• **Written problem**
Count every line that has the word "Grounded". Give the number, without anything more.

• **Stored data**

::::

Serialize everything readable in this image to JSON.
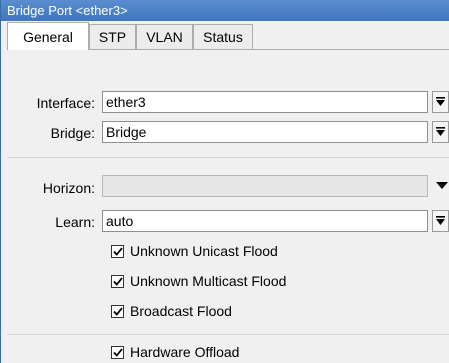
{
  "window": {
    "title": "Bridge Port <ether3>"
  },
  "tabs": [
    {
      "label": "General",
      "active": true
    },
    {
      "label": "STP",
      "active": false
    },
    {
      "label": "VLAN",
      "active": false
    },
    {
      "label": "Status",
      "active": false
    }
  ],
  "form": {
    "interface": {
      "label": "Interface:",
      "value": "ether3"
    },
    "bridge": {
      "label": "Bridge:",
      "value": "Bridge"
    },
    "horizon": {
      "label": "Horizon:",
      "value": ""
    },
    "learn": {
      "label": "Learn:",
      "value": "auto"
    }
  },
  "checkboxes": [
    {
      "label": "Unknown Unicast Flood",
      "checked": true
    },
    {
      "label": "Unknown Multicast Flood",
      "checked": true
    },
    {
      "label": "Broadcast Flood",
      "checked": true
    },
    {
      "label": "Hardware Offload",
      "checked": true
    }
  ],
  "icons": {
    "dropdown": "dropdown-arrow-icon",
    "expand": "expand-down-icon",
    "check": "check-mark-icon"
  },
  "colors": {
    "titlebar": "#4a80c6",
    "panel": "#f0f0f0"
  }
}
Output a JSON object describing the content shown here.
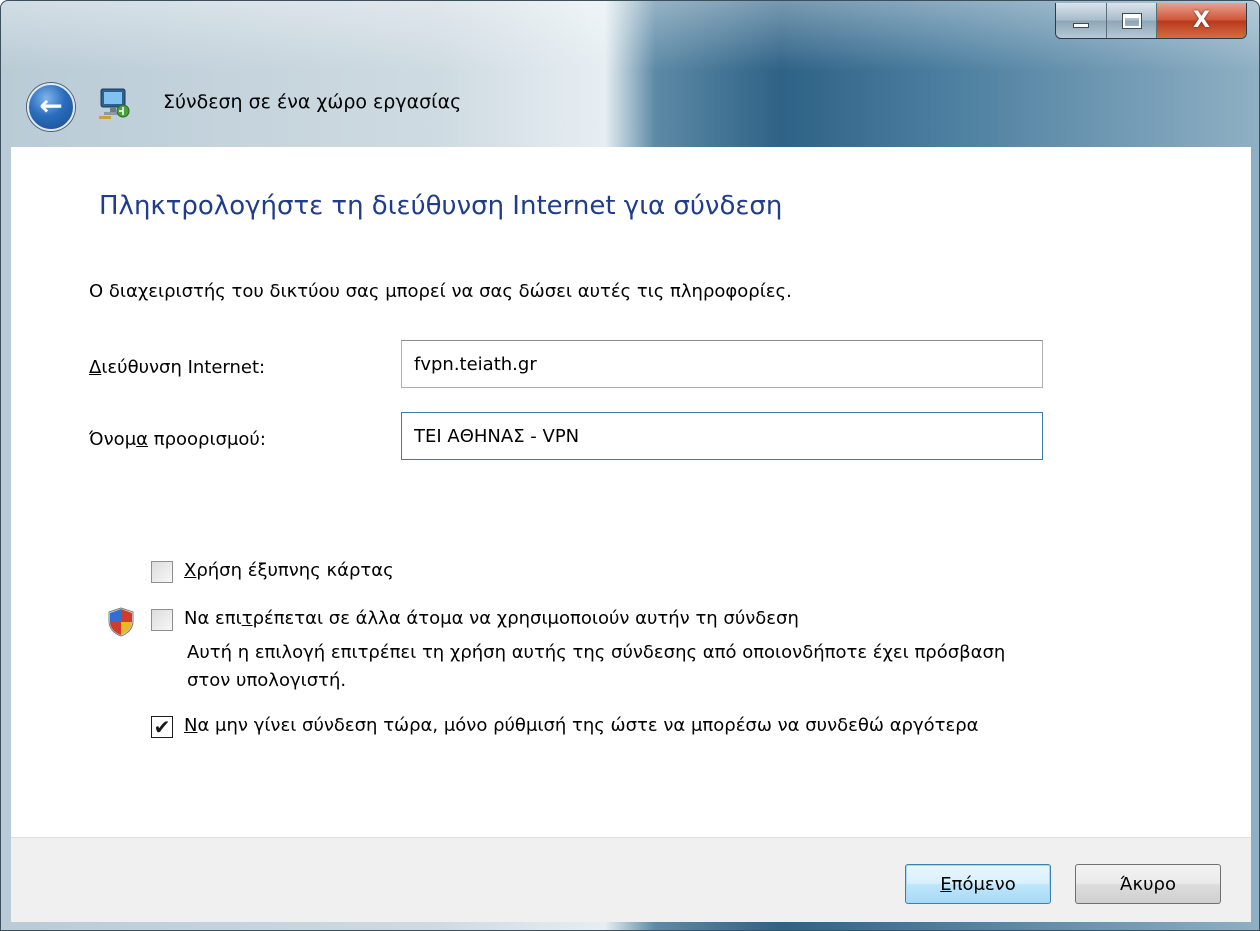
{
  "window": {
    "title": "Σύνδεση σε ένα χώρο εργασίας",
    "caption_buttons": {
      "minimize_icon": "minimize-icon",
      "maximize_icon": "maximize-icon",
      "close_icon": "close-icon",
      "close_glyph": "X"
    },
    "back_glyph": "←"
  },
  "page": {
    "heading": "Πληκτρολογήστε τη διεύθυνση Internet για σύνδεση",
    "description": "Ο διαχειριστής του δικτύου σας μπορεί να σας δώσει αυτές τις πληροφορίες."
  },
  "fields": {
    "internet_address": {
      "label_mnemonic": "Δ",
      "label_rest": "ιεύθυνση Internet:",
      "value": "fvpn.teiath.gr"
    },
    "destination_name": {
      "label_pre": "Όνομ",
      "label_mnemonic": "α",
      "label_post": " προορισμού:",
      "value": "ΤΕΙ ΑΘΗΝΑΣ - VPN"
    }
  },
  "options": {
    "smart_card": {
      "label_mnemonic": "Χ",
      "label_rest": "ρήση έξυπνης κάρτας",
      "checked": false
    },
    "allow_others": {
      "label_pre": "Να επι",
      "label_mnemonic": "τ",
      "label_post": "ρέπεται σε άλλα άτομα να χρησιμοποιούν αυτήν τη σύνδεση",
      "note_line1": "Αυτή η επιλογή επιτρέπει τη χρήση αυτής της σύνδεσης από οποιονδήποτε έχει πρόσβαση",
      "note_line2": "στον υπολογιστή.",
      "checked": false,
      "icon": "uac-shield-icon"
    },
    "dont_connect_now": {
      "label_mnemonic": "Ν",
      "label_rest": "α μην γίνει σύνδεση τώρα, μόνο ρύθμισή της ώστε να μπορέσω να συνδεθώ αργότερα",
      "checked": true,
      "check_glyph": "✔"
    }
  },
  "footer": {
    "next_mnemonic": "Ε",
    "next_rest": "πόμενο",
    "cancel_label": "Άκυρο"
  }
}
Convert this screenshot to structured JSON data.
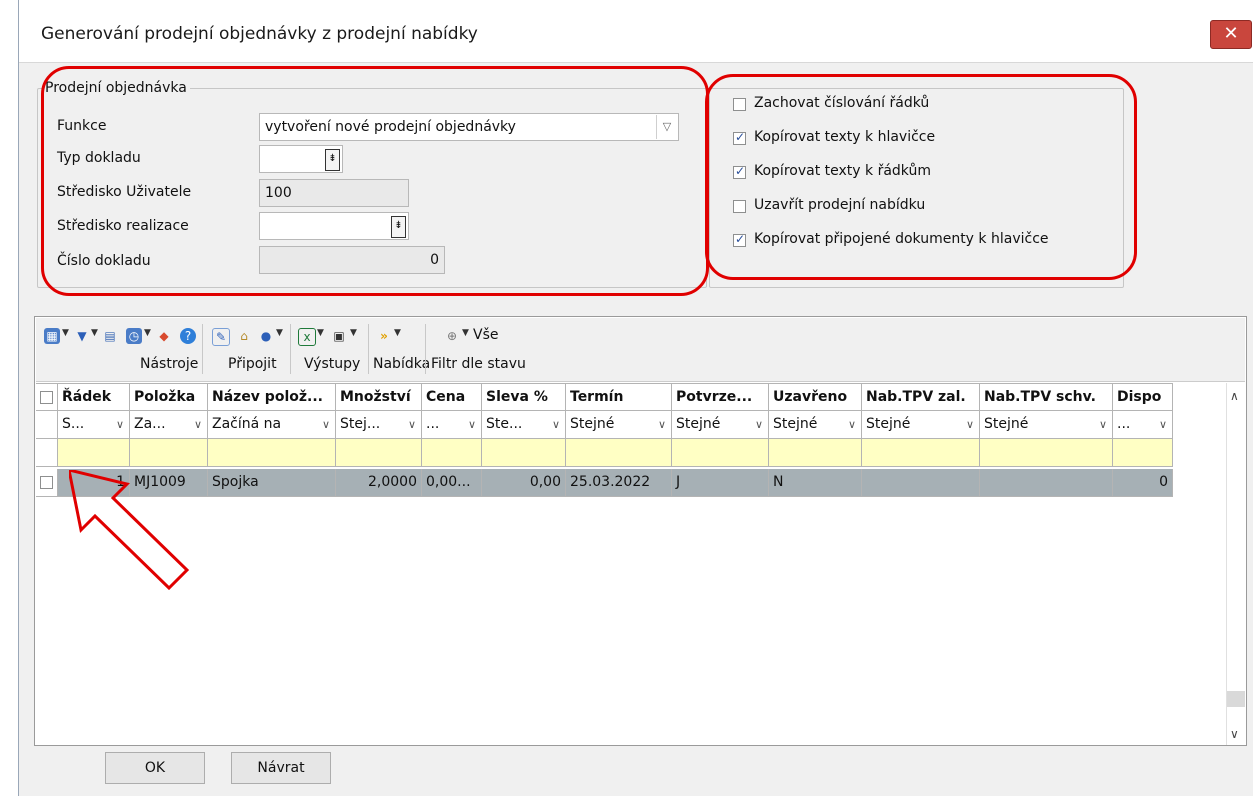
{
  "window": {
    "title": "Generování prodejní objednávky z prodejní nabídky",
    "close_glyph": "✕"
  },
  "order_group": {
    "legend": "Prodejní objednávka",
    "funkce": {
      "label": "Funkce",
      "value": "vytvoření nové prodejní objednávky"
    },
    "typ_dokladu": {
      "label": "Typ dokladu",
      "value": ""
    },
    "stredisko_uzivatele": {
      "label": "Středisko Uživatele",
      "value": "100"
    },
    "stredisko_realizace": {
      "label": "Středisko realizace",
      "value": ""
    },
    "cislo_dokladu": {
      "label": "Číslo dokladu",
      "value": "0"
    }
  },
  "options": [
    {
      "label": "Zachovat číslování řádků",
      "checked": false
    },
    {
      "label": "Kopírovat texty k hlavičce",
      "checked": true
    },
    {
      "label": "Kopírovat texty k řádkům",
      "checked": true
    },
    {
      "label": "Uzavřít prodejní nabídku",
      "checked": false
    },
    {
      "label": "Kopírovat připojené dokumenty k hlavičce",
      "checked": true
    }
  ],
  "toolbar": {
    "groups": [
      "Nástroje",
      "Připojit",
      "Výstupy",
      "Nabídka",
      "Filtr dle stavu"
    ],
    "vse_label": "Vše"
  },
  "grid": {
    "columns": [
      "Řádek",
      "Položka",
      "Název polož...",
      "Množství",
      "Cena",
      "Sleva %",
      "Termín",
      "Potvrze...",
      "Uzavřeno",
      "Nab.TPV zal.",
      "Nab.TPV schv.",
      "Dispo"
    ],
    "filters": [
      "S...",
      "Za...",
      "Začíná na",
      "Stej...",
      "...",
      "Ste...",
      "Stejné",
      "Stejné",
      "Stejné",
      "Stejné",
      "Stejné",
      "..."
    ],
    "rows": [
      {
        "cells": [
          "1",
          "MJ1009",
          "Spojka",
          "2,0000",
          "0,00...",
          "0,00",
          "25.03.2022",
          "J",
          "N",
          "",
          "",
          "0"
        ]
      }
    ]
  },
  "buttons": {
    "ok": "OK",
    "back": "Návrat"
  },
  "colors": {
    "highlight": "#e00000",
    "filter_row": "#ffffc4",
    "selected_row": "#a6b0b5"
  }
}
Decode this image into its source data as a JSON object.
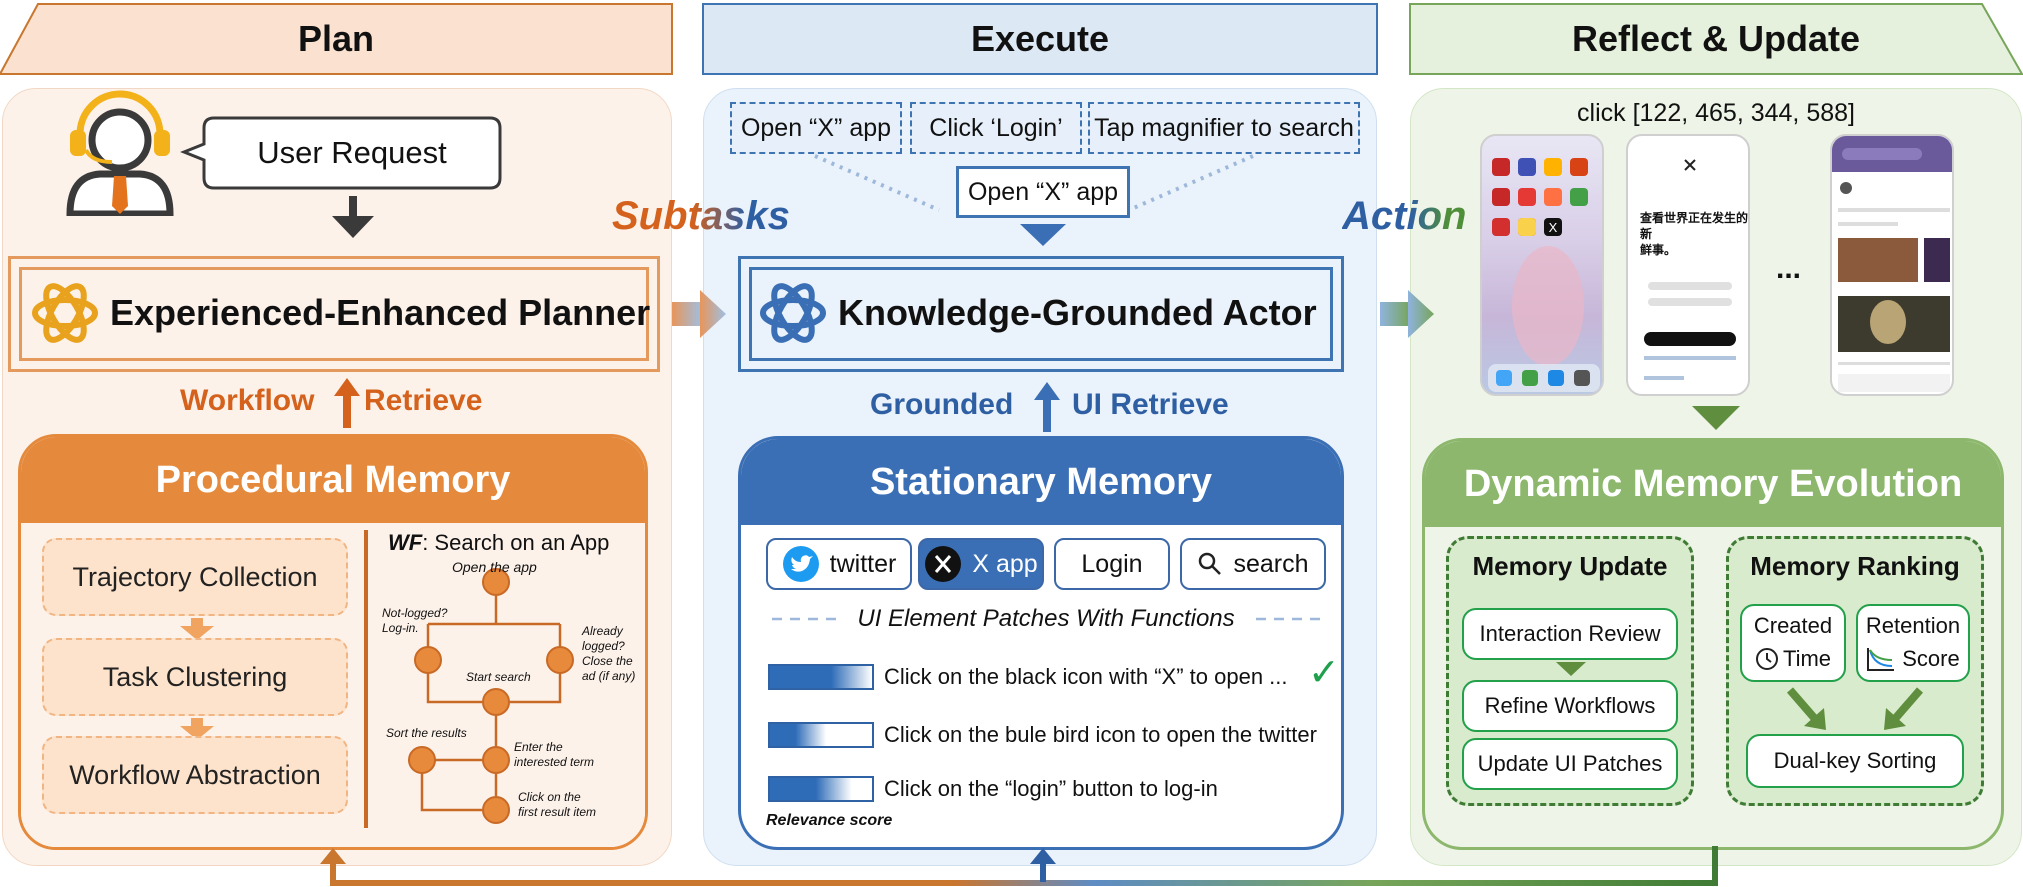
{
  "headers": {
    "plan": "Plan",
    "execute": "Execute",
    "reflect": "Reflect & Update"
  },
  "plan": {
    "user_request": "User Request",
    "planner": "Experienced-Enhanced Planner",
    "workflow_label": "Workflow",
    "retrieve_label": "Retrieve",
    "procedural_memory": "Procedural Memory",
    "steps": [
      "Trajectory Collection",
      "Task Clustering",
      "Workflow Abstraction"
    ],
    "wf_prefix": "WF",
    "wf_title": ":  Search on an App",
    "wf_nodes": {
      "open": "Open the app",
      "not_logged_1": "Not-logged?",
      "not_logged_2": "Log-in.",
      "already_1": "Already",
      "already_2": "logged?",
      "already_3": "Close the",
      "already_4": "ad (if any)",
      "start_search": "Start search",
      "sort": "Sort the results",
      "enter_1": "Enter the",
      "enter_2": "interested term",
      "click_1": "Click on the",
      "click_2": "first result item"
    }
  },
  "subtasks_label": "Subtasks",
  "execute": {
    "subtasks": [
      "Open “X” app",
      "Click ‘Login’",
      "Tap magnifier to search"
    ],
    "current_subtask": "Open “X” app",
    "actor": "Knowledge-Grounded Actor",
    "grounded_label": "Grounded",
    "ui_retrieve_label": "UI Retrieve",
    "stationary_memory": "Stationary Memory",
    "chips": [
      "twitter",
      "X app",
      "Login",
      "search"
    ],
    "patches_caption": "UI Element Patches With Functions",
    "patches": [
      "Click on the black icon with “X” to open ...",
      "Click on the bule bird icon to open the twitter",
      "Click on the “login” button to log-in"
    ],
    "relevance_label": "Relevance score",
    "check_mark": "✓"
  },
  "action_label": "Action",
  "reflect": {
    "click_text": "click [122, 465, 344, 588]",
    "ellipsis": "...",
    "dynamic_memory": "Dynamic Memory Evolution",
    "memory_update": "Memory Update",
    "update_items": [
      "Interaction Review",
      "Refine Workflows",
      "Update UI Patches"
    ],
    "memory_ranking": "Memory Ranking",
    "created_1": "Created",
    "created_2": "Time",
    "retention_1": "Retention",
    "retention_2": "Score",
    "dual_key": "Dual-key Sorting",
    "phone2_text_1": "查看世界正在发生的新",
    "phone2_text_2": "鲜事。"
  },
  "colors": {
    "plan_header": "#fbe2d0",
    "plan_border": "#c9762f",
    "plan_panel": "#fdf2ea",
    "orange": "#e58a3c",
    "orange_text": "#d4611c",
    "execute_header": "#dde8f5",
    "execute_border": "#3f74b3",
    "execute_panel": "#eaf2fb",
    "blue": "#3a6fb5",
    "blue_text": "#2f5fa3",
    "reflect_header": "#e5f1dc",
    "reflect_border": "#77a55a",
    "reflect_panel": "#eef5e8",
    "green": "#8cb76c",
    "green_text": "#3f7b35"
  }
}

::::

• **Worked solution**
2